List, from the lines below, each one with "liquid" in it.

┌─ Records for the exercise

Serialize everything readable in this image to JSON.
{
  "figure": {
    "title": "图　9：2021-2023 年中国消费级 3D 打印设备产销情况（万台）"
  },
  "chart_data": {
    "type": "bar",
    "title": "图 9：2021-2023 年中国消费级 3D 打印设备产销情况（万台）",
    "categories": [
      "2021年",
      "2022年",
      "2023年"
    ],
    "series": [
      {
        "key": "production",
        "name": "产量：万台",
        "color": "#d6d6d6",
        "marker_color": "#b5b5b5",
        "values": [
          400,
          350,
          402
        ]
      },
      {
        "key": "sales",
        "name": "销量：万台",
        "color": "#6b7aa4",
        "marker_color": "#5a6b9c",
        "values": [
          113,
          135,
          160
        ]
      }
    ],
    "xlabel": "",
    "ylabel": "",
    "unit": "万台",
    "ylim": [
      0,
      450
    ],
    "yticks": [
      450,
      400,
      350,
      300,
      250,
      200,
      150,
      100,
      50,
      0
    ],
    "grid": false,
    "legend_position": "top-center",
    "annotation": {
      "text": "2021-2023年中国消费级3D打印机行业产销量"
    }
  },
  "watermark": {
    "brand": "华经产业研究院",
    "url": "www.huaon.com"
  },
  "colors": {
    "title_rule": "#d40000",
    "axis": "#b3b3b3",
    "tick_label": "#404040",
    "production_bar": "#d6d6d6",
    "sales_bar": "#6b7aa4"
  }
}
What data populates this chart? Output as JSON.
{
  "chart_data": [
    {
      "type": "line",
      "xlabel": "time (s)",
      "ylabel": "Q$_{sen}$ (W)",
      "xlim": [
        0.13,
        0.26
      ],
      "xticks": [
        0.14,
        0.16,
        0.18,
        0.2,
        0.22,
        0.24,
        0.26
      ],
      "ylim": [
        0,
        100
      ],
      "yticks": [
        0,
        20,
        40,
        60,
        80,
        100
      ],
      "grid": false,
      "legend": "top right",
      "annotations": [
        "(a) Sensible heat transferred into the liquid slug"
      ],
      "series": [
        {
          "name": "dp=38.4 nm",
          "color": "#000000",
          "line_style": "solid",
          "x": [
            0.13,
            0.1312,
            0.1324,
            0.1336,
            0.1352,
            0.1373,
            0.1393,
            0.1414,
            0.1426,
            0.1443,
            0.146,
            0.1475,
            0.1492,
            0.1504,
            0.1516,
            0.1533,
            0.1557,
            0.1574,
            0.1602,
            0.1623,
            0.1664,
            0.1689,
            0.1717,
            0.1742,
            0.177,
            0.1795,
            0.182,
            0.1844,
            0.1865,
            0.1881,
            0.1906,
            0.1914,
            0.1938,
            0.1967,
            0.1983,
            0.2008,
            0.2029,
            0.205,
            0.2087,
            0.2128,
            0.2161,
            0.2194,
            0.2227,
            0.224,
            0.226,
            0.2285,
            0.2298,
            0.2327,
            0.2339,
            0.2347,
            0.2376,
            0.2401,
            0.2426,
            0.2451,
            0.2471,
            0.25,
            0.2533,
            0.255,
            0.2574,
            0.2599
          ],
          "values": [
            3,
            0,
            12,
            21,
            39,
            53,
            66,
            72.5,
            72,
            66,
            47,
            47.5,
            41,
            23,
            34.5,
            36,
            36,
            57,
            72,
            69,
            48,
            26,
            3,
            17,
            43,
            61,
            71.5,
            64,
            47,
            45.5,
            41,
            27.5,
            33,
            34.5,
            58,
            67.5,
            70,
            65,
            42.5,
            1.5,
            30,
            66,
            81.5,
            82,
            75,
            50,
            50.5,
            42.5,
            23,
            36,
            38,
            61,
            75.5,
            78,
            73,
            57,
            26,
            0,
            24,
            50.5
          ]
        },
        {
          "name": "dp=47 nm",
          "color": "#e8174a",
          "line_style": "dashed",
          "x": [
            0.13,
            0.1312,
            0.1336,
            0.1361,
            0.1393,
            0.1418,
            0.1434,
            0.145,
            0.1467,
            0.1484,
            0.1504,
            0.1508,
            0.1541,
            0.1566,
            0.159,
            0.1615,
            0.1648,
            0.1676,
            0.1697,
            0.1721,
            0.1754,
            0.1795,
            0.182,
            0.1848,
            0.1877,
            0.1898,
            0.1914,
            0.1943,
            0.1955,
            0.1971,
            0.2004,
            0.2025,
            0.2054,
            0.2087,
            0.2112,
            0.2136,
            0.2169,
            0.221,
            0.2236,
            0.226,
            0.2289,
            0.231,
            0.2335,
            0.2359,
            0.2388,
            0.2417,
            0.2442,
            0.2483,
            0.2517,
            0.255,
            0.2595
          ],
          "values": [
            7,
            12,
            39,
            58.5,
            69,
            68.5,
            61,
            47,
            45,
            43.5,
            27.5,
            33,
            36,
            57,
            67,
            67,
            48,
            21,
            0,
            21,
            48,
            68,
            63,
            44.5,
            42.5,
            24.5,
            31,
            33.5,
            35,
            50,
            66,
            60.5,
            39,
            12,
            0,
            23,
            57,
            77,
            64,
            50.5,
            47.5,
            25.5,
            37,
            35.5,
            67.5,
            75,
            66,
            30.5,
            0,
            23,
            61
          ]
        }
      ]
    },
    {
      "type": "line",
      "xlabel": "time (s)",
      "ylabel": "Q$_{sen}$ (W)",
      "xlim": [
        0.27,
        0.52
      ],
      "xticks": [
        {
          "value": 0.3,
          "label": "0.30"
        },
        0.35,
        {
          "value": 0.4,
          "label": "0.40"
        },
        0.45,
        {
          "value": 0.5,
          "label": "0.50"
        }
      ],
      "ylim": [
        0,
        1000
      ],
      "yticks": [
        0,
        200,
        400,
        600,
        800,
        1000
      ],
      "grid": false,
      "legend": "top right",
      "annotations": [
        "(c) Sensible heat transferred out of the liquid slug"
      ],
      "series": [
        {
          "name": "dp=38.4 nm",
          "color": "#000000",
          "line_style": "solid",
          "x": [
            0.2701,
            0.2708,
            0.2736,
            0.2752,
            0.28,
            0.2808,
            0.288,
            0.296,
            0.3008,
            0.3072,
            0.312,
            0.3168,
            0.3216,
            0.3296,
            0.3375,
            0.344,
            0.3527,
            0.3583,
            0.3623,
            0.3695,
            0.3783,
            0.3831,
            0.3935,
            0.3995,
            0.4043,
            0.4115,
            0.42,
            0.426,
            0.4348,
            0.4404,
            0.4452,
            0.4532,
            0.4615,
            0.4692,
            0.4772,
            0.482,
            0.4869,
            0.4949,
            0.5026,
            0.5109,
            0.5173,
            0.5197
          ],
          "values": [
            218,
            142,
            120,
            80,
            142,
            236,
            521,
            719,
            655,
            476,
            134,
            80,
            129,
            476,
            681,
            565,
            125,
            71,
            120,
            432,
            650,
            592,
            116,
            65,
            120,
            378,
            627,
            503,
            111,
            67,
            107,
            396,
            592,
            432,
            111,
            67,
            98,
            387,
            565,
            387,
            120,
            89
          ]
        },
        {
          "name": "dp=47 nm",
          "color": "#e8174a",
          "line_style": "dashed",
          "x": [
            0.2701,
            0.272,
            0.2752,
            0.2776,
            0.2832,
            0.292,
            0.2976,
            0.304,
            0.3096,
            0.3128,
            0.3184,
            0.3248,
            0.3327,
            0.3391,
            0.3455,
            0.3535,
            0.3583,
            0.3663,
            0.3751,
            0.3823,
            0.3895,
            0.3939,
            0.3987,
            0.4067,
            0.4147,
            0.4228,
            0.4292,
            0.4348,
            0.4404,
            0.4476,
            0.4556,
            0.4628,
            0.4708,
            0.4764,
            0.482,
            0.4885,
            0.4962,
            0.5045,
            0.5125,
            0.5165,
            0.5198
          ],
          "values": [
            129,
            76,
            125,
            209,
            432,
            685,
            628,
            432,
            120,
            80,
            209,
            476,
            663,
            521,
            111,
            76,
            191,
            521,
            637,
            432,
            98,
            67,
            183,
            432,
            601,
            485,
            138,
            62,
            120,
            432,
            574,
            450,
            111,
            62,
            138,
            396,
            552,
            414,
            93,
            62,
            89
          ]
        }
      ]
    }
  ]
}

└─

* [The completed task]
        "(a) Sensible heat transferred into the liquid slug"
        "(c) Sensible heat transferred out of the liquid slug"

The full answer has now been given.